- **Your goal**:
Type out every line below exactly as it reads.

┌────────

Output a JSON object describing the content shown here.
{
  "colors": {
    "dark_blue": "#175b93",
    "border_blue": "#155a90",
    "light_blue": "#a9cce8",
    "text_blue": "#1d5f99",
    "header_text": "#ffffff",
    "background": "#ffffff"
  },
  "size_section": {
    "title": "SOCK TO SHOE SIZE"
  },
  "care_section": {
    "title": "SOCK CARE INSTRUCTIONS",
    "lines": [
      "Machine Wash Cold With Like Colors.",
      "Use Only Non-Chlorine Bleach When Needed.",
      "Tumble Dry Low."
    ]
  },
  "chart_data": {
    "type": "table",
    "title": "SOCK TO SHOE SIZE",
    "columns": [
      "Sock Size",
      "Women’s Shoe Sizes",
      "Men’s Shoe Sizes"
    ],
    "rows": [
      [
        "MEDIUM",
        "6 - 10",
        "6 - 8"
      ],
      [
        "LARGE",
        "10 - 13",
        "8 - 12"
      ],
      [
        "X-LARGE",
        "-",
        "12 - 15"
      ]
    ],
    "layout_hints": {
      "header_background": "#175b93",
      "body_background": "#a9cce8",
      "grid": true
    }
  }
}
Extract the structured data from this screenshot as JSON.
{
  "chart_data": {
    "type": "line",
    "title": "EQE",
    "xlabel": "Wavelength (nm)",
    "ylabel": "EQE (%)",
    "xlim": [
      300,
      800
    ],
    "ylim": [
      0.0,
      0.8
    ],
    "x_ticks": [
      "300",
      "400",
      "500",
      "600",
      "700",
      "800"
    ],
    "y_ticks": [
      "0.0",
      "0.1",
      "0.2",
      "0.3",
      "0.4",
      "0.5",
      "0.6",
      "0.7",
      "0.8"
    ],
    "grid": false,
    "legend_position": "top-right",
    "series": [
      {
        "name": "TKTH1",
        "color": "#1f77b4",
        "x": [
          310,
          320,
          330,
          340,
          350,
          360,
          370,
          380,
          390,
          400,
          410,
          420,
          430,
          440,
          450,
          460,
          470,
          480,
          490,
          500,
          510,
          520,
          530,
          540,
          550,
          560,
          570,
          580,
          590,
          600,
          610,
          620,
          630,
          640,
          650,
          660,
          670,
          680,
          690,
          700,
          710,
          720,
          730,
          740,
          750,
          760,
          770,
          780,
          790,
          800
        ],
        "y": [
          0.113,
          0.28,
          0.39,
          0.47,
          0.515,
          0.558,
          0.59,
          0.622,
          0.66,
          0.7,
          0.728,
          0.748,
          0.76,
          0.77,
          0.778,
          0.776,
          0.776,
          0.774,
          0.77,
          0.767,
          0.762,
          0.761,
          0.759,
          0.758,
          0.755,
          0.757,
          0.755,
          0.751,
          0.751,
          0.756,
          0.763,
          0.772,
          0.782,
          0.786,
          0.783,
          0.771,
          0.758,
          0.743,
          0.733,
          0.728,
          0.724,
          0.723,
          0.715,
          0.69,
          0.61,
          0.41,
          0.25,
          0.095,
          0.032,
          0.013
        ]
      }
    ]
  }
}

└────────

- **Full response**:
Output a JSON object describing the content shown here.
{
  "colors": {
    "dark_blue": "#175b93",
    "border_blue": "#155a90",
    "light_blue": "#a9cce8",
    "text_blue": "#1d5f99",
    "header_text": "#ffffff",
    "background": "#ffffff"
  },
  "size_section": {
    "title": "SOCK TO SHOE SIZE"
  },
  "care_section": {
    "title": "SOCK CARE INSTRUCTIONS",
    "lines": [
      "Machine Wash Cold With Like Colors.",
      "Use Only Non-Chlorine Bleach When Needed.",
      "Tumble Dry Low."
    ]
  },
  "chart_data": {
    "type": "table",
    "title": "SOCK TO SHOE SIZE",
    "columns": [
      "Sock Size",
      "Women’s Shoe Sizes",
      "Men’s Shoe Sizes"
    ],
    "rows": [
      [
        "MEDIUM",
        "6 - 10",
        "6 - 8"
      ],
      [
        "LARGE",
        "10 - 13",
        "8 - 12"
      ],
      [
        "X-LARGE",
        "-",
        "12 - 15"
      ]
    ],
    "layout_hints": {
      "header_background": "#175b93",
      "body_background": "#a9cce8",
      "grid": true
    }
  }
}
Extract the structured data from this screenshot as JSON.
{
  "chart_data": {
    "type": "line",
    "title": "EQE",
    "xlabel": "Wavelength (nm)",
    "ylabel": "EQE (%)",
    "xlim": [
      300,
      800
    ],
    "ylim": [
      0.0,
      0.8
    ],
    "x_ticks": [
      "300",
      "400",
      "500",
      "600",
      "700",
      "800"
    ],
    "y_ticks": [
      "0.0",
      "0.1",
      "0.2",
      "0.3",
      "0.4",
      "0.5",
      "0.6",
      "0.7",
      "0.8"
    ],
    "grid": false,
    "legend_position": "top-right",
    "series": [
      {
        "name": "TKTH1",
        "color": "#1f77b4",
        "x": [
          310,
          320,
          330,
          340,
          350,
          360,
          370,
          380,
          390,
          400,
          410,
          420,
          430,
          440,
          450,
          460,
          470,
          480,
          490,
          500,
          510,
          520,
          530,
          540,
          550,
          560,
          570,
          580,
          590,
          600,
          610,
          620,
          630,
          640,
          650,
          660,
          670,
          680,
          690,
          700,
          710,
          720,
          730,
          740,
          750,
          760,
          770,
          780,
          790,
          800
        ],
        "y": [
          0.113,
          0.28,
          0.39,
          0.47,
          0.515,
          0.558,
          0.59,
          0.622,
          0.66,
          0.7,
          0.728,
          0.748,
          0.76,
          0.77,
          0.778,
          0.776,
          0.776,
          0.774,
          0.77,
          0.767,
          0.762,
          0.761,
          0.759,
          0.758,
          0.755,
          0.757,
          0.755,
          0.751,
          0.751,
          0.756,
          0.763,
          0.772,
          0.782,
          0.786,
          0.783,
          0.771,
          0.758,
          0.743,
          0.733,
          0.728,
          0.724,
          0.723,
          0.715,
          0.69,
          0.61,
          0.41,
          0.25,
          0.095,
          0.032,
          0.013
        ]
      }
    ]
  }
}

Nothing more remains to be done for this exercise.